_Description of the task_
Will you give every entry again exactly as it stands?
** START OF Listed records **
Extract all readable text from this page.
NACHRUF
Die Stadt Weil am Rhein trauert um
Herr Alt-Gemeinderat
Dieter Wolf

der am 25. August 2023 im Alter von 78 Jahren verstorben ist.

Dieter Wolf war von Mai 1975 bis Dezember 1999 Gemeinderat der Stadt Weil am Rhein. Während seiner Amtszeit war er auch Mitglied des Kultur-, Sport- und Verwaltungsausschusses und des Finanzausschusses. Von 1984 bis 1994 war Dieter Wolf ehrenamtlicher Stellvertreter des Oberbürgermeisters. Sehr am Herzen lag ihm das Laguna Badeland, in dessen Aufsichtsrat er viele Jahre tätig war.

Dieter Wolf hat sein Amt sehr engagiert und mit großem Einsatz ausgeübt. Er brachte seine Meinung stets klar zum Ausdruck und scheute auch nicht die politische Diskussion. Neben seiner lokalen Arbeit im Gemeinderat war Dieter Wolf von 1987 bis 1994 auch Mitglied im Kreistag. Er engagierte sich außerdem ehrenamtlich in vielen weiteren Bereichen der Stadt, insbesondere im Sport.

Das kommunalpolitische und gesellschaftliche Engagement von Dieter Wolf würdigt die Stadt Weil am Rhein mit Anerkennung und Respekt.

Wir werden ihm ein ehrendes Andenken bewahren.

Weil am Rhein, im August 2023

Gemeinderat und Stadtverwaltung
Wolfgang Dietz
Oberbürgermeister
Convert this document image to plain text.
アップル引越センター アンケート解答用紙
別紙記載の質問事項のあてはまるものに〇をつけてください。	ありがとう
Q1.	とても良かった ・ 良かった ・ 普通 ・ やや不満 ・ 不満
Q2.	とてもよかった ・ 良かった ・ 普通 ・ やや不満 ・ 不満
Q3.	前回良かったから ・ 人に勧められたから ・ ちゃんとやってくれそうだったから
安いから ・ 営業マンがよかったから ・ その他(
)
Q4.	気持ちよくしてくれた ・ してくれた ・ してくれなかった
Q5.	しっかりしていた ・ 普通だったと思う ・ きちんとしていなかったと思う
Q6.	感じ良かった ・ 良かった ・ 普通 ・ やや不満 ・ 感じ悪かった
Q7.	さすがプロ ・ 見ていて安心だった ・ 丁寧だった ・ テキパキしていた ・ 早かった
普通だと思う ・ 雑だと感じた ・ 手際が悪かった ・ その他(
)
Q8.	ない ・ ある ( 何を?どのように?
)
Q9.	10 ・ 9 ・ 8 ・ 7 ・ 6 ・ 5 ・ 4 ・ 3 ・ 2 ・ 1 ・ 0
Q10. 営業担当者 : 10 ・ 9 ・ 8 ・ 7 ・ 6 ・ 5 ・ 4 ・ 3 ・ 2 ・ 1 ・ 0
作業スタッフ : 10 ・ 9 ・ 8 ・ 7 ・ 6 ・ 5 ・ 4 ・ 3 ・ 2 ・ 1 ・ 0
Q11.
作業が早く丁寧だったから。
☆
** END OF Listed records **
_Written reply_
Extract all readable text from this page.
NACHRUF
Die Stadt Weil am Rhein trauert um
Herr Alt-Gemeinderat
Dieter Wolf

der am 25. August 2023 im Alter von 78 Jahren verstorben ist.

Dieter Wolf war von Mai 1975 bis Dezember 1999 Gemeinderat der Stadt Weil am Rhein. Während seiner Amtszeit war er auch Mitglied des Kultur-, Sport- und Verwaltungsausschusses und des Finanzausschusses. Von 1984 bis 1994 war Dieter Wolf ehrenamtlicher Stellvertreter des Oberbürgermeisters. Sehr am Herzen lag ihm das Laguna Badeland, in dessen Aufsichtsrat er viele Jahre tätig war.

Dieter Wolf hat sein Amt sehr engagiert und mit großem Einsatz ausgeübt. Er brachte seine Meinung stets klar zum Ausdruck und scheute auch nicht die politische Diskussion. Neben seiner lokalen Arbeit im Gemeinderat war Dieter Wolf von 1987 bis 1994 auch Mitglied im Kreistag. Er engagierte sich außerdem ehrenamtlich in vielen weiteren Bereichen der Stadt, insbesondere im Sport.

Das kommunalpolitische und gesellschaftliche Engagement von Dieter Wolf würdigt die Stadt Weil am Rhein mit Anerkennung und Respekt.

Wir werden ihm ein ehrendes Andenken bewahren.

Weil am Rhein, im August 2023

Gemeinderat und Stadtverwaltung
Wolfgang Dietz
Oberbürgermeister
Convert this document image to plain text.
アップル引越センター アンケート解答用紙
別紙記載の質問事項のあてはまるものに〇をつけてください。	ありがとう
Q1.	とても良かった ・ 良かった ・ 普通 ・ やや不満 ・ 不満
Q2.	とてもよかった ・ 良かった ・ 普通 ・ やや不満 ・ 不満
Q3.	前回良かったから ・ 人に勧められたから ・ ちゃんとやってくれそうだったから
安いから ・ 営業マンがよかったから ・ その他(
)
Q4.	気持ちよくしてくれた ・ してくれた ・ してくれなかった
Q5.	しっかりしていた ・ 普通だったと思う ・ きちんとしていなかったと思う
Q6.	感じ良かった ・ 良かった ・ 普通 ・ やや不満 ・ 感じ悪かった
Q7.	さすがプロ ・ 見ていて安心だった ・ 丁寧だった ・ テキパキしていた ・ 早かった
普通だと思う ・ 雑だと感じた ・ 手際が悪かった ・ その他(
)
Q8.	ない ・ ある ( 何を?どのように?
)
Q9.	10 ・ 9 ・ 8 ・ 7 ・ 6 ・ 5 ・ 4 ・ 3 ・ 2 ・ 1 ・ 0
Q10. 営業担当者 : 10 ・ 9 ・ 8 ・ 7 ・ 6 ・ 5 ・ 4 ・ 3 ・ 2 ・ 1 ・ 0
作業スタッフ : 10 ・ 9 ・ 8 ・ 7 ・ 6 ・ 5 ・ 4 ・ 3 ・ 2 ・ 1 ・ 0
Q11.
作業が早く丁寧だったから。
☆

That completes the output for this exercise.